What to work on:
Below are records to transcribe exactly, without their pictures.
--------------------------------------------------
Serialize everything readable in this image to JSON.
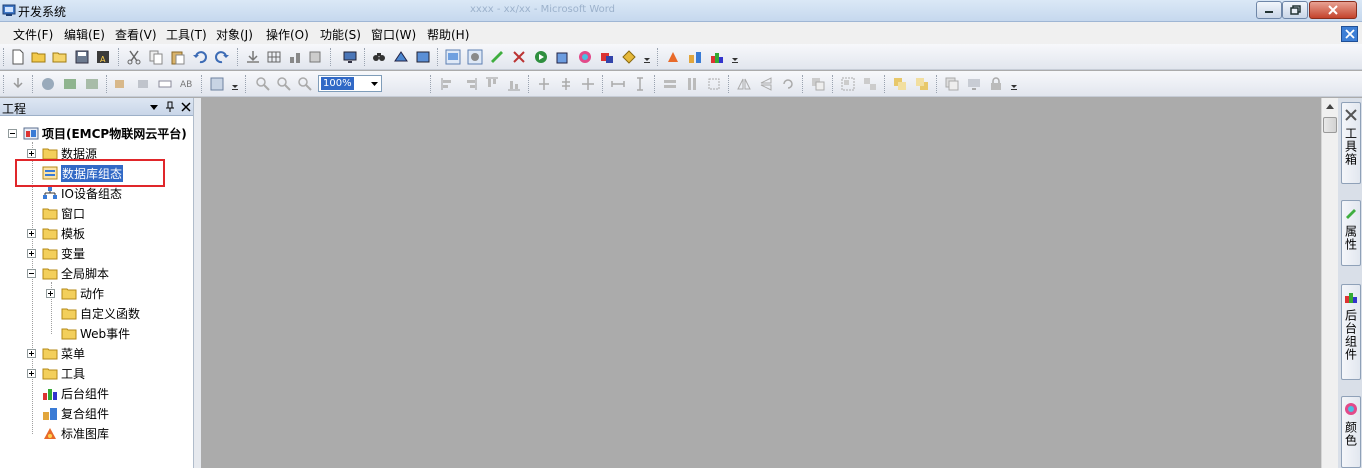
{
  "window": {
    "title": "开发系统",
    "blurred_title": "xxxx - xx/xx - Microsoft Word"
  },
  "menu": {
    "items": [
      "文件(F)",
      "编辑(E)",
      "查看(V)",
      "工具(T)",
      "对象(J)",
      "操作(O)",
      "功能(S)",
      "窗口(W)",
      "帮助(H)"
    ]
  },
  "toolbar": {
    "zoom_value": "100%"
  },
  "project_panel": {
    "title": "工程",
    "tree": [
      {
        "label": "项目(EMCP物联网云平台)",
        "level": 0,
        "expander": "minus",
        "icon": "project-icon"
      },
      {
        "label": "数据源",
        "level": 1,
        "expander": "plus",
        "icon": "folder-icon"
      },
      {
        "label": "数据库组态",
        "level": 1,
        "expander": "none",
        "icon": "database-icon",
        "selected": true
      },
      {
        "label": "IO设备组态",
        "level": 1,
        "expander": "none",
        "icon": "network-icon"
      },
      {
        "label": "窗口",
        "level": 1,
        "expander": "none",
        "icon": "folder-icon"
      },
      {
        "label": "模板",
        "level": 1,
        "expander": "plus",
        "icon": "folder-icon"
      },
      {
        "label": "变量",
        "level": 1,
        "expander": "plus",
        "icon": "folder-icon"
      },
      {
        "label": "全局脚本",
        "level": 1,
        "expander": "minus",
        "icon": "folder-icon"
      },
      {
        "label": "动作",
        "level": 2,
        "expander": "plus",
        "icon": "folder-icon"
      },
      {
        "label": "自定义函数",
        "level": 2,
        "expander": "none",
        "icon": "folder-icon"
      },
      {
        "label": "Web事件",
        "level": 2,
        "expander": "none",
        "icon": "folder-icon"
      },
      {
        "label": "菜单",
        "level": 1,
        "expander": "plus",
        "icon": "folder-icon"
      },
      {
        "label": "工具",
        "level": 1,
        "expander": "plus",
        "icon": "folder-icon"
      },
      {
        "label": "后台组件",
        "level": 1,
        "expander": "none",
        "icon": "bar-chart-icon"
      },
      {
        "label": "复合组件",
        "level": 1,
        "expander": "none",
        "icon": "composite-icon"
      },
      {
        "label": "标准图库",
        "level": 1,
        "expander": "none",
        "icon": "gallery-icon"
      }
    ]
  },
  "right_dock": {
    "tabs": [
      "工具箱",
      "属性",
      "后台组件",
      "颜色"
    ]
  },
  "colors": {
    "selection": "#3169c6",
    "highlight_box": "#e0262a",
    "canvas": "#ababab"
  }
}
--------------------------------------------------
Answer in full:
Serialize everything readable in this image to JSON.
{
  "window": {
    "title": "开发系统",
    "blurred_title": "xxxx - xx/xx - Microsoft Word"
  },
  "menu": {
    "items": [
      "文件(F)",
      "编辑(E)",
      "查看(V)",
      "工具(T)",
      "对象(J)",
      "操作(O)",
      "功能(S)",
      "窗口(W)",
      "帮助(H)"
    ]
  },
  "toolbar": {
    "zoom_value": "100%"
  },
  "project_panel": {
    "title": "工程",
    "tree": [
      {
        "label": "项目(EMCP物联网云平台)",
        "level": 0,
        "expander": "minus",
        "icon": "project-icon"
      },
      {
        "label": "数据源",
        "level": 1,
        "expander": "plus",
        "icon": "folder-icon"
      },
      {
        "label": "数据库组态",
        "level": 1,
        "expander": "none",
        "icon": "database-icon",
        "selected": true
      },
      {
        "label": "IO设备组态",
        "level": 1,
        "expander": "none",
        "icon": "network-icon"
      },
      {
        "label": "窗口",
        "level": 1,
        "expander": "none",
        "icon": "folder-icon"
      },
      {
        "label": "模板",
        "level": 1,
        "expander": "plus",
        "icon": "folder-icon"
      },
      {
        "label": "变量",
        "level": 1,
        "expander": "plus",
        "icon": "folder-icon"
      },
      {
        "label": "全局脚本",
        "level": 1,
        "expander": "minus",
        "icon": "folder-icon"
      },
      {
        "label": "动作",
        "level": 2,
        "expander": "plus",
        "icon": "folder-icon"
      },
      {
        "label": "自定义函数",
        "level": 2,
        "expander": "none",
        "icon": "folder-icon"
      },
      {
        "label": "Web事件",
        "level": 2,
        "expander": "none",
        "icon": "folder-icon"
      },
      {
        "label": "菜单",
        "level": 1,
        "expander": "plus",
        "icon": "folder-icon"
      },
      {
        "label": "工具",
        "level": 1,
        "expander": "plus",
        "icon": "folder-icon"
      },
      {
        "label": "后台组件",
        "level": 1,
        "expander": "none",
        "icon": "bar-chart-icon"
      },
      {
        "label": "复合组件",
        "level": 1,
        "expander": "none",
        "icon": "composite-icon"
      },
      {
        "label": "标准图库",
        "level": 1,
        "expander": "none",
        "icon": "gallery-icon"
      }
    ]
  },
  "right_dock": {
    "tabs": [
      "工具箱",
      "属性",
      "后台组件",
      "颜色"
    ]
  },
  "colors": {
    "selection": "#3169c6",
    "highlight_box": "#e0262a",
    "canvas": "#ababab"
  }
}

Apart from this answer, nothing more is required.